--- Your objective ---
Each record below is to be copied word for word, with pictures removed.

--- Records for this task ---

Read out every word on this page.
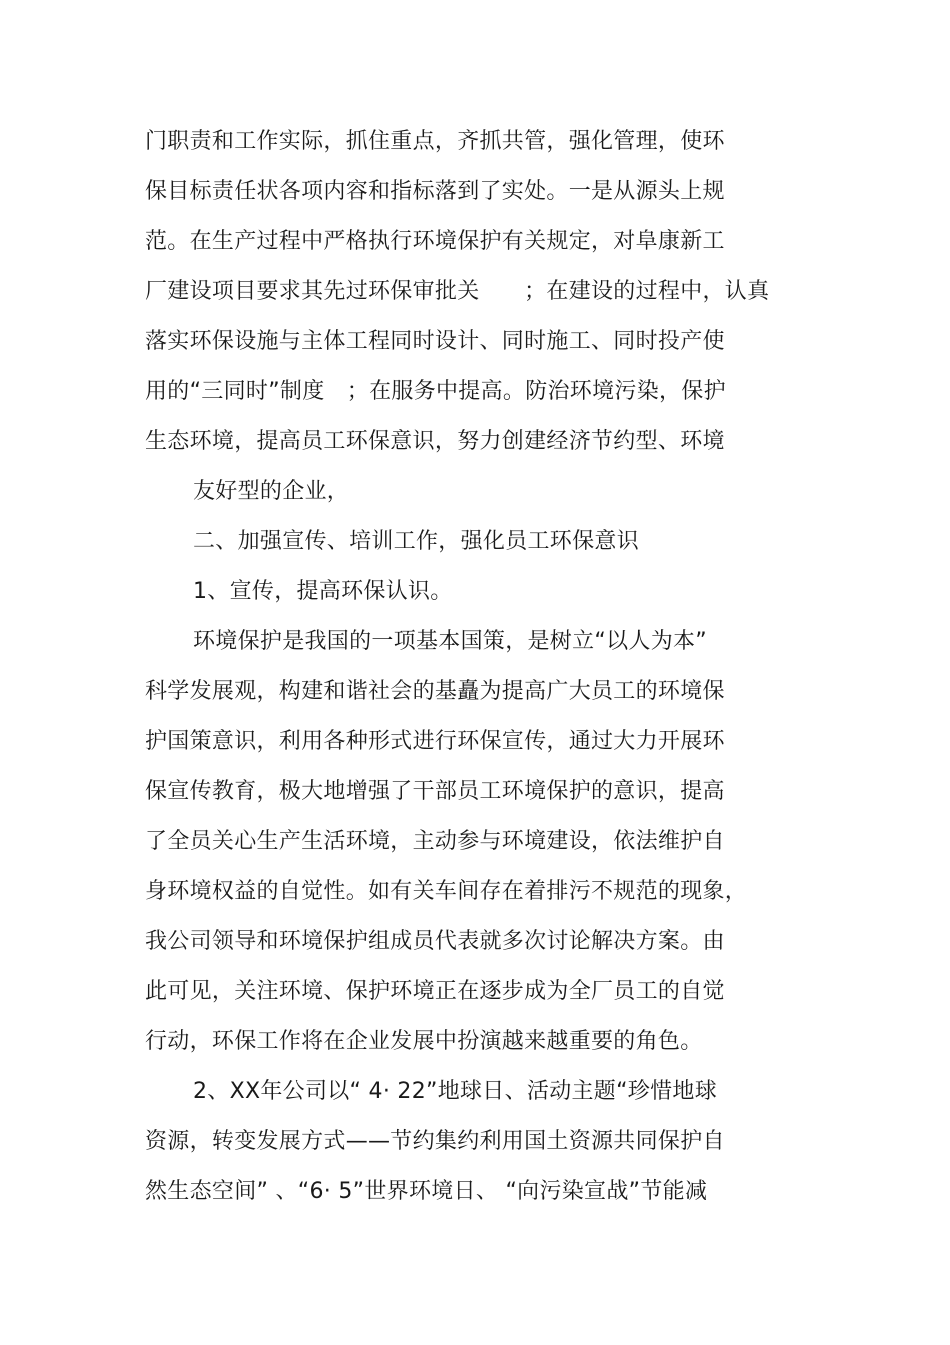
门职责和工作实际，抓住重点，齐抓共管，强化管理，使环
保目标责任状各项内容和指标落到了实处。一是从源头上规
范。在生产过程中严格执行环境保护有关规定，对阜康新工
厂建设项目要求其先过环保审批关　　；在建设的过程中，认真
落实环保设施与主体工程同时设计、同时施工、同时投产使
用的“三同时”制度　；在服务中提高。防治环境污染，保护
生态环境，提高员工环保意识，努力创建经济节约型、环境
友好型的企业，
二、加强宣传、培训工作，强化员工环保意识
1、宣传，提高环保认识。
环境保护是我国的一项基本国策，是树立“以人为本”
科学发展观，构建和谐社会的基矗为提高广大员工的环境保
护国策意识，利用各种形式进行环保宣传，通过大力开展环
保宣传教育，极大地增强了干部员工环境保护的意识，提高
了全员关心生产生活环境，主动参与环境建设，依法维护自
身环境权益的自觉性。如有关车间存在着排污不规范的现象，
我公司领导和环境保护组成员代表就多次讨论解决方案。由
此可见，关注环境、保护环境正在逐步成为全厂员工的自觉
行动，环保工作将在企业发展中扮演越来越重要的角色。
2、XX年公司以“ 4· 22”地球日、活动主题“珍惜地球
资源，转变发展方式——节约集约利用国土资源共同保护自
然生态空间” 、“6· 5”世界环境日、 “向污染宣战”节能减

--- Result ---
Read out every word on this page.
门职责和工作实际，抓住重点，齐抓共管，强化管理，使环
保目标责任状各项内容和指标落到了实处。一是从源头上规
范。在生产过程中严格执行环境保护有关规定，对阜康新工
厂建设项目要求其先过环保审批关　　；在建设的过程中，认真
落实环保设施与主体工程同时设计、同时施工、同时投产使
用的“三同时”制度　；在服务中提高。防治环境污染，保护
生态环境，提高员工环保意识，努力创建经济节约型、环境
友好型的企业，
二、加强宣传、培训工作，强化员工环保意识
1、宣传，提高环保认识。
环境保护是我国的一项基本国策，是树立“以人为本”
科学发展观，构建和谐社会的基矗为提高广大员工的环境保
护国策意识，利用各种形式进行环保宣传，通过大力开展环
保宣传教育，极大地增强了干部员工环境保护的意识，提高
了全员关心生产生活环境，主动参与环境建设，依法维护自
身环境权益的自觉性。如有关车间存在着排污不规范的现象，
我公司领导和环境保护组成员代表就多次讨论解决方案。由
此可见，关注环境、保护环境正在逐步成为全厂员工的自觉
行动，环保工作将在企业发展中扮演越来越重要的角色。
2、XX年公司以“ 4· 22”地球日、活动主题“珍惜地球
资源，转变发展方式——节约集约利用国土资源共同保护自
然生态空间” 、“6· 5”世界环境日、 “向污染宣战”节能减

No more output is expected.